日本国憲法第九十二条 地方公共団体の組織及び運営に関する事項は、地方自治の[本旨]に基いて、[法律]でこれを定める。

・日本国憲法下の日本に於ける地方自治は全て、最終的にはこの条文を根拠とする
・しかし、「地方自治の本旨」が何であるかという解説は、実は日本国憲法には書いていない

・現在は、「地方自治の本旨」とは恐らく、以下の二つであろうと解釈されている

1:【団体自治】
⇒地方の行政は、中央政府から独立した地方公共団体(地方自治体。都道府県とか市町村とか)が自主的に実施する、というもの。その自主性を確保するべく、例えば財源を確保する為の[課税権]や、[立法権]を持つ。ドイツ系の考え方
※現代日本の場合、課税権は地方税として、立法権は条例制定権として具体化されている

2:【住民自治】
⇒地方の行政は、住民の意志に従って決定され、実施されるというもの。英米系の考え方
※現代日本の場合、首長(知事や市町村長)の[選挙]や[住民投票]の実施、[直接請求権]といった形で具体化されている

・「そもそも地方自治って必要なの?」という点については、以下の言葉がよく引用される

・「地方自治は【民主】政治の最良の【学校】、その成功の最良の保証人なり」(ブライス子爵ジェームズ)
⇒「住人皆が顔見知り…というような農村に於いて、話し合いで物事を決める」というような地方自治を想定。結局、民主主義で国を運営するというのは、そういう顔見知り同士の話し合いを国全体に拡大したものと言える。だから、そういう地方自治は民主主義による国政の学校でもあるし、そういう地方自治が盛んな地域は民主主義政治で成功する。という話
※より正確には、ブライスの台詞と言うよりはブライスの『近代民主政治』という本に載っている格言

・「地方自治制度の[自由]に対する関係は、小学校が学問に対して持つ関係と同じである」(トクヴィル)

━━━━

» **作業指示**
地方自治を扱った文書抜粋にある次の一文を英語に訳してください:「しかし、「地方自治の本旨」が何であるかという解説は、実は日本国憲法には書いていない」。

» **表示情報**
━━━━

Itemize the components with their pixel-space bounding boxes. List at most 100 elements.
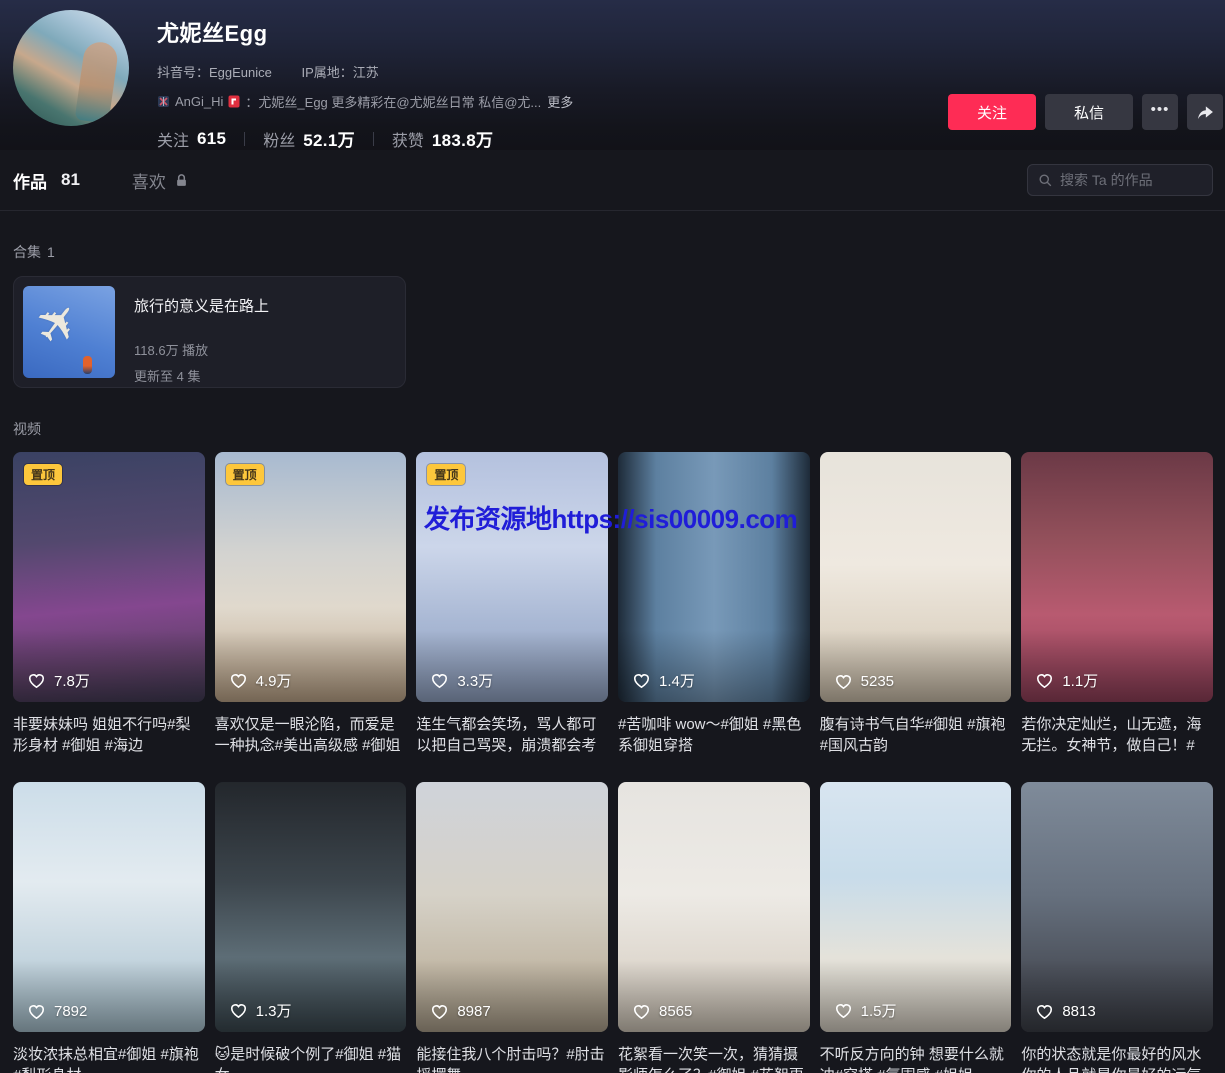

━━━━

» **出力結果**
However, the Constitution of Japan does not actually contain an explanation of what "the principle of local autonomy" is.